-- DOCUMENTO DE ORIGEM --
· · · ·

Sem embargo, os bancos de investimentos demonstram pouco interesse em financiar empresas industriais que não estejam capacitadas a oferecer garantias reais como forma de contrapartida do financiamento. Em conseqüência dessa limitação estrutural, a oferta subseqüente de assistência financeira às pequenas e médias indústrias não oferece bases fundamentadas para um fortalecimento desse setor. Como se pode observar, os bancos de investimentos não operam, portanto, dentro da filosofia em que foram inicialmente estruturados.

Na verdade, até agora, a maior parcela dos recursos dos bancos de investimentos tende a ser aplicada a curto prazo, em negociações comerciais ou industriais com grupos que se mostram consideravelmente estáveis e sólidos. Isso é demonstrado pelo fato de que, do total dos financiamentos de empréstimos ou de participações contratados, apenas uma pequena parcela foi destinada às pequenas e médias indústrias. Em outras palavras, a maior participação dos financiamentos foi destinada às grandes empresas industriais e comerciais. Do ponto de vista da economia como um todo, pode-se dizer que os bancos de investimentos procuram canalizar seus recursos para aqueles setores industriais ou não industriais que propiciarem melhores retornos de capital. Entretanto, dentro do ponto de vista de uma concepção de política de desenvolvimento industrial, parece haver alguma inconsistência no apoio àquele extrato que é o de maior importância estrutural do País, ou seja, as pequenas e médias indústrias.

· · · ·

-- DADOS EXTRAÍDOS --
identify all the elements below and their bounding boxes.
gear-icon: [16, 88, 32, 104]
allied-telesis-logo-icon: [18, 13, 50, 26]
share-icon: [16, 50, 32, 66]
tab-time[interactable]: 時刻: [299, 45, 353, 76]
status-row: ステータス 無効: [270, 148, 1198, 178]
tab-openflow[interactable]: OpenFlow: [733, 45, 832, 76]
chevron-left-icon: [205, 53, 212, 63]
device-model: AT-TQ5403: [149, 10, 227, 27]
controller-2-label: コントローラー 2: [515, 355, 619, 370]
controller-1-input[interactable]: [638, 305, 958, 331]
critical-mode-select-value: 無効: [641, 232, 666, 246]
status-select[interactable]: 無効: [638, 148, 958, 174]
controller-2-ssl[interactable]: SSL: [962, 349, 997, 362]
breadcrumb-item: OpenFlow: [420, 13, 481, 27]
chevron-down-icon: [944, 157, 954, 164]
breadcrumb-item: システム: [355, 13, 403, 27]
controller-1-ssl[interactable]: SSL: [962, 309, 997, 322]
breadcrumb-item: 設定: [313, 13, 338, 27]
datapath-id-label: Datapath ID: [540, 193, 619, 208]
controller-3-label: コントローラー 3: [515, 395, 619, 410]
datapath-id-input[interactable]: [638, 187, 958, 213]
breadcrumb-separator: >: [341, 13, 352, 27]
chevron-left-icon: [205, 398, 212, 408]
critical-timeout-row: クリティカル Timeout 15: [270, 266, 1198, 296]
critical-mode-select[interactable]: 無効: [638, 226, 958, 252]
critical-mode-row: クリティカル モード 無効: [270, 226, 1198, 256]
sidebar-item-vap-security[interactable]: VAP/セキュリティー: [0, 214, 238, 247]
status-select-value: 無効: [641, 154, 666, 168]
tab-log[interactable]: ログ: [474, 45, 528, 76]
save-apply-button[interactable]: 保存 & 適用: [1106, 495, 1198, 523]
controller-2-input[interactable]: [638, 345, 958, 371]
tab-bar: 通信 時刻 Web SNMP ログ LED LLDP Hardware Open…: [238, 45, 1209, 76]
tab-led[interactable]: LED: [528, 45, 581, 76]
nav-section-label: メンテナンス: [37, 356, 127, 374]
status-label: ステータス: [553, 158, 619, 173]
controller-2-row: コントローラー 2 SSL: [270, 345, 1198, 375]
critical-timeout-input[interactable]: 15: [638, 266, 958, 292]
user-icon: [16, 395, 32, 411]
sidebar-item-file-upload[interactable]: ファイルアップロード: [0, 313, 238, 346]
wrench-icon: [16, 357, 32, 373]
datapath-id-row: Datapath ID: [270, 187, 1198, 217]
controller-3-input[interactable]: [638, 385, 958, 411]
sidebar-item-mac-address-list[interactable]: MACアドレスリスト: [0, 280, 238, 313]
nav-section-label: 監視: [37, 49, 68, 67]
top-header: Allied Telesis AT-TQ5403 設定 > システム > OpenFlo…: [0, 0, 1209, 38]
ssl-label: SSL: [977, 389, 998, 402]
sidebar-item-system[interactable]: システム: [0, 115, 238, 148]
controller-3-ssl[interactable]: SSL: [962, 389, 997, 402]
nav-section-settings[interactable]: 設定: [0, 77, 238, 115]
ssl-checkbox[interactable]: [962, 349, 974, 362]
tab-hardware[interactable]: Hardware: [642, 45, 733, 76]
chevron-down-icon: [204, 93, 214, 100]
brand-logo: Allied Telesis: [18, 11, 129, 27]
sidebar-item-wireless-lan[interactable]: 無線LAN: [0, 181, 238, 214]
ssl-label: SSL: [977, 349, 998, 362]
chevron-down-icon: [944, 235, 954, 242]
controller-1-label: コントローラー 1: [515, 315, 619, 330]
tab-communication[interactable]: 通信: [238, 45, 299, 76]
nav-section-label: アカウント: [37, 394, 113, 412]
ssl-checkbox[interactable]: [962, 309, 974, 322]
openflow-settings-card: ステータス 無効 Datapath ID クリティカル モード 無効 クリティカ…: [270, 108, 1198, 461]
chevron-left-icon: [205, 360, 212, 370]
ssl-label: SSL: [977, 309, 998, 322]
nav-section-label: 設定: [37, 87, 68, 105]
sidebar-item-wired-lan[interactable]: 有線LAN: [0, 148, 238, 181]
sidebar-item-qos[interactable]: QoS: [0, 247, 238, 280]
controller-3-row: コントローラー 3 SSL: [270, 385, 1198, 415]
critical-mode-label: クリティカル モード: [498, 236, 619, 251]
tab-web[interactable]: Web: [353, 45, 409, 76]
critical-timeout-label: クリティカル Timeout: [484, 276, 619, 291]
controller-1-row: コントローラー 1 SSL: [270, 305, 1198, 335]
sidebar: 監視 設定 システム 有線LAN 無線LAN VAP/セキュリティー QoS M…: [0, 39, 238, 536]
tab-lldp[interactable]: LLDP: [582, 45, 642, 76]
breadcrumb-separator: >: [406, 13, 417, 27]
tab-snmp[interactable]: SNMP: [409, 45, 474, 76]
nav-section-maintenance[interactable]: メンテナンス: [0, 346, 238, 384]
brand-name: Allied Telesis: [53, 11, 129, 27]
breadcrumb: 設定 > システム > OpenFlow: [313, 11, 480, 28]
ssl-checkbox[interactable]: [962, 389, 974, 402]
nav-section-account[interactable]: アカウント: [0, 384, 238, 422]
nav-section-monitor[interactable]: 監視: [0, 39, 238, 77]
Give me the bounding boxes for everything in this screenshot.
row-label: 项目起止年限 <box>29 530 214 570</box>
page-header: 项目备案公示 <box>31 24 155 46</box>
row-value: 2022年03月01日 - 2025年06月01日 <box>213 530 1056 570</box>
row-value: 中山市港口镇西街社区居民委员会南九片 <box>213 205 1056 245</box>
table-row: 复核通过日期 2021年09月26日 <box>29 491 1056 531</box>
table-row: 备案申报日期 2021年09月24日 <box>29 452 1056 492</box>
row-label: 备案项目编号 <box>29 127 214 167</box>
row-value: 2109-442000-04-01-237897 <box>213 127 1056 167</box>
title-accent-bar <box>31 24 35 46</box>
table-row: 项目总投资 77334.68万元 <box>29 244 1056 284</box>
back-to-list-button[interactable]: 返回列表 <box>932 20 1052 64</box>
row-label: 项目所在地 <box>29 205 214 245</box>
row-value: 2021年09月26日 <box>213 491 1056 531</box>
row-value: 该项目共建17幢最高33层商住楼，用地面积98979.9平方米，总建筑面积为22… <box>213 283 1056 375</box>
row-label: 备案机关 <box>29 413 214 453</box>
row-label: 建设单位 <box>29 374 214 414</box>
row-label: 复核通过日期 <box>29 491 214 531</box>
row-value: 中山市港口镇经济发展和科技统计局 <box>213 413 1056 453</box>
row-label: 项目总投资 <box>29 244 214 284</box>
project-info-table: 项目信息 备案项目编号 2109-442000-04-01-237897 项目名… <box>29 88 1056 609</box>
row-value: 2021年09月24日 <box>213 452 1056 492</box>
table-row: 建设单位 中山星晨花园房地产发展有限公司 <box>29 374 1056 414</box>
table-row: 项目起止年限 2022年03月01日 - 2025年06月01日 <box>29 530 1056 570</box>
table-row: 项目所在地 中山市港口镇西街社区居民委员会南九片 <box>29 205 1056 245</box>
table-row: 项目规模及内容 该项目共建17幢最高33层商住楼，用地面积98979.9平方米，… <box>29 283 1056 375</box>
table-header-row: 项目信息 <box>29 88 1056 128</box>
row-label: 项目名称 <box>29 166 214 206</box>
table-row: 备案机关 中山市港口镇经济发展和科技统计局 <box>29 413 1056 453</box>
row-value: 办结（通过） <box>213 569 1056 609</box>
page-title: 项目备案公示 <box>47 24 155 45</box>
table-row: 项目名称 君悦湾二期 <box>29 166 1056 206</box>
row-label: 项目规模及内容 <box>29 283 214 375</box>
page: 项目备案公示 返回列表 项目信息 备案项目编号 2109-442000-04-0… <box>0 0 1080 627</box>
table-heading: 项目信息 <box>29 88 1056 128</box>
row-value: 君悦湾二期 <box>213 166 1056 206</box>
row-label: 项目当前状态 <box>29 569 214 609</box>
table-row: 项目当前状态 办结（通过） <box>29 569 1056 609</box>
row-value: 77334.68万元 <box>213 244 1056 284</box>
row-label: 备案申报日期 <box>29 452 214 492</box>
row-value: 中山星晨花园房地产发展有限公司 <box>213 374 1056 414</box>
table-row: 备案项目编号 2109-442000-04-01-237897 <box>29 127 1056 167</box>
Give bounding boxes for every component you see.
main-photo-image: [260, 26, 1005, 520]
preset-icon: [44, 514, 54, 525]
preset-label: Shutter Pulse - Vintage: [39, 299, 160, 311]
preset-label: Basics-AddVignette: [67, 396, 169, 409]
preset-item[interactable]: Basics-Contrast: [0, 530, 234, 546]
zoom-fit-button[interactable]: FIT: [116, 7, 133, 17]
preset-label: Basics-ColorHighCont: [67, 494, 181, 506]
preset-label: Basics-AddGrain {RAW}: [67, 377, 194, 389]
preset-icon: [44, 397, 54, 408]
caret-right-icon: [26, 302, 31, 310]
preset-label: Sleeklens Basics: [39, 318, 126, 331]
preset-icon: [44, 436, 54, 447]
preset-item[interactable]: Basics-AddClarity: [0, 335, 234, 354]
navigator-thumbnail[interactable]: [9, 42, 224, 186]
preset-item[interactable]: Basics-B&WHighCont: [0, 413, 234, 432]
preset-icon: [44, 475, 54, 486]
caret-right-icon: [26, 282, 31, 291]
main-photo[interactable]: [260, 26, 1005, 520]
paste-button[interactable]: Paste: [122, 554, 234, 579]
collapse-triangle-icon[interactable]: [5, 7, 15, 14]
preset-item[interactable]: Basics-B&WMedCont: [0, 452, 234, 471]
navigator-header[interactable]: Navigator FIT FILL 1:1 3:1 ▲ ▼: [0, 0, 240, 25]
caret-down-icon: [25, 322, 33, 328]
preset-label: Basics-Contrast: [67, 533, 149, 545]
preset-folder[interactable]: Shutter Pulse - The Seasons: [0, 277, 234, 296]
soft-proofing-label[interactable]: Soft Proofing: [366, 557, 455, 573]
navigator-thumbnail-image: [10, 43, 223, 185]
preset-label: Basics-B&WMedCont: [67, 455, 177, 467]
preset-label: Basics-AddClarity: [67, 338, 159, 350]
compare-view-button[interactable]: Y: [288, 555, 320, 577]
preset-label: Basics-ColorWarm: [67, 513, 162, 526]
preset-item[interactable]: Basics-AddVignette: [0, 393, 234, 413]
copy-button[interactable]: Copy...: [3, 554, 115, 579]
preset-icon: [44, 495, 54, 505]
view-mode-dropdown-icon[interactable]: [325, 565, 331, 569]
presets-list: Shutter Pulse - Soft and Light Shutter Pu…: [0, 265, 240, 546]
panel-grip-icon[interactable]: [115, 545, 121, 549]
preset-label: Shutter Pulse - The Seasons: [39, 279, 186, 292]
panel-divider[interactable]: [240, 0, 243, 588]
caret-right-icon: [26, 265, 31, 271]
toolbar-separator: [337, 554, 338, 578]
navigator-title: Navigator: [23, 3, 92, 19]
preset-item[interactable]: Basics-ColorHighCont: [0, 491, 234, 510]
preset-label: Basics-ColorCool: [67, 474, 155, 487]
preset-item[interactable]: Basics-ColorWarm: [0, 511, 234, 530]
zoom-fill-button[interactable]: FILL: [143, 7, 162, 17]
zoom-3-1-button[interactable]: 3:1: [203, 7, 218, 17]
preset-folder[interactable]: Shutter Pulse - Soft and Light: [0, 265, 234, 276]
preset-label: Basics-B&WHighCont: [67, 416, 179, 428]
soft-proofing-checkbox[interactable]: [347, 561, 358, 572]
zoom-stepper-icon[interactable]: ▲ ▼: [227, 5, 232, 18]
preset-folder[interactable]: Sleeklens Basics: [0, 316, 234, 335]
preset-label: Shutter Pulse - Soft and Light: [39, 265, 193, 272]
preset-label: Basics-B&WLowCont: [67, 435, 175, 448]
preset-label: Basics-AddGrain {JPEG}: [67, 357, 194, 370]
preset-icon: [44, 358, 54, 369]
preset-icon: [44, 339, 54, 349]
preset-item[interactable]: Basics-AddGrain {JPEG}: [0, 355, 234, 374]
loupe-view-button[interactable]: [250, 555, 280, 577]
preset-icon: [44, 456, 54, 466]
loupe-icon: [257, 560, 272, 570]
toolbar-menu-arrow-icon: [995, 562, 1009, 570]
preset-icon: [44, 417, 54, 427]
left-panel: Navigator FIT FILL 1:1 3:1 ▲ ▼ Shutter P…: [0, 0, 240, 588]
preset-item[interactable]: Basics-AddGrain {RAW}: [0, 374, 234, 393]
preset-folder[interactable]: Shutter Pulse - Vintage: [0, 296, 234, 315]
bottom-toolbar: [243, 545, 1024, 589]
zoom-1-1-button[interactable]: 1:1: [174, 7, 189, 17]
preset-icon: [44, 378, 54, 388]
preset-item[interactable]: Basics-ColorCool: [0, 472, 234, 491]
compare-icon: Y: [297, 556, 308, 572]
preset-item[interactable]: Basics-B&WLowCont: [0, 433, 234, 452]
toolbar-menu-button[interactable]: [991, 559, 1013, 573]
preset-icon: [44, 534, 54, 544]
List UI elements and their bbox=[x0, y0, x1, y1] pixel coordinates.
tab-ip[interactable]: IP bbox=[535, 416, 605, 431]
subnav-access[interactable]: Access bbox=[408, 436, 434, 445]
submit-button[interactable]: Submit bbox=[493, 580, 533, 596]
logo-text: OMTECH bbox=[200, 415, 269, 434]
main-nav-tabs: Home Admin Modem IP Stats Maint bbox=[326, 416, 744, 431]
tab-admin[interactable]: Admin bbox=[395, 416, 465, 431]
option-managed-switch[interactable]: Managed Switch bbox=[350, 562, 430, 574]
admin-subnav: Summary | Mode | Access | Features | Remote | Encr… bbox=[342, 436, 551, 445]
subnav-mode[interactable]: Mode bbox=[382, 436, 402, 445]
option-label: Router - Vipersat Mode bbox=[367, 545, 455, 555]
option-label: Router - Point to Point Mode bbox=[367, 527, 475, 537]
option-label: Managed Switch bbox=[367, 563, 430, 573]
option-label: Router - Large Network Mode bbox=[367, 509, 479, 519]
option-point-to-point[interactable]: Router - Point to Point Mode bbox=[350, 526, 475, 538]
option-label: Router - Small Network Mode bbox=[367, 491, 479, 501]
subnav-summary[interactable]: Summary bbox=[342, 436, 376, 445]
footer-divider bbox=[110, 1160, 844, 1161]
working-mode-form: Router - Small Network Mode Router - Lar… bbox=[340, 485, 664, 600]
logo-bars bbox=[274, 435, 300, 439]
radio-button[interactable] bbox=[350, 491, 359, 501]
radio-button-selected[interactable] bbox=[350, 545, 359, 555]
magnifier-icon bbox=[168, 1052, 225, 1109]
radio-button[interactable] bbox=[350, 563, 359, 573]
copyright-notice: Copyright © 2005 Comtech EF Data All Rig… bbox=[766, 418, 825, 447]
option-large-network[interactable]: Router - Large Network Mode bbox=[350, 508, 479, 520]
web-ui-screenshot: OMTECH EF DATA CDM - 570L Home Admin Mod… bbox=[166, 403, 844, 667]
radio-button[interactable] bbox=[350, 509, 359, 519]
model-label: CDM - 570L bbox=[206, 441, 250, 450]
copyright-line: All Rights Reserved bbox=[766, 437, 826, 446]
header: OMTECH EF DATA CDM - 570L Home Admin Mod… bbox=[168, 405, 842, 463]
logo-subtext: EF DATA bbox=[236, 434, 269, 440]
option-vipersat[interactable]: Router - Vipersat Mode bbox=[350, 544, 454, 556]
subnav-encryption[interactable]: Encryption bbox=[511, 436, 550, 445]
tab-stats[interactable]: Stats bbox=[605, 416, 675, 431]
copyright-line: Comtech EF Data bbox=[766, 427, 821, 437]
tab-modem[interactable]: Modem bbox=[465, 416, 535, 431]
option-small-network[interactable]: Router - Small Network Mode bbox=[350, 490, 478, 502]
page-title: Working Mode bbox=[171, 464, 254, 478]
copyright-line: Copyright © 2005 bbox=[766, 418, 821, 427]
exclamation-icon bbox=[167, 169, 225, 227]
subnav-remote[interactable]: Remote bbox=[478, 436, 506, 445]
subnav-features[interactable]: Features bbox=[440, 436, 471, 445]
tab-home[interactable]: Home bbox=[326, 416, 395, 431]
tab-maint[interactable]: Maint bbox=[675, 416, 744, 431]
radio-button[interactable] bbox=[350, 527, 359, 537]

· · · ·

-- INSTRUÇÃO A --
De acordo com o documento de origem, a que prazo tende a ser aplicada a maior parcela dos recursos dos bancos de investimentos?
-- INSTRUÇÃO B --
Indique se cada afirmação concorda com o documento de origem, respondendo sim ou não e citando as palavras do texto que decidem: (i) Os bancos de investimentos têm grande interesse em financiar empresas industriais que não podem oferecer garantias reais. (ii) A maior participação dos financiamentos foi destinada às grandes empresas industriais e comerciais. (iii) Os bancos de investimentos operam dentro da filosofia em que foram inicialmente estruturados.
Baseie-se somente no documento de origem, e não na listagem.

-- RESPOSTA ESPERADA A --
A maior parcela tende a ser aplicada a curto prazo.

-- RESPOSTA ESPERADA B --
(i) Não: "os bancos de investimentos demonstram pouco interesse em financiar empresas industriais que não estejam capacitadas a oferecer garantias reais".
(ii) Sim: "a maior participação dos financiamentos foi destinada às grandes empresas industriais e comerciais".
(iii) Não: "os bancos de investimentos não operam, portanto, dentro da filosofia em que foram inicialmente estruturados".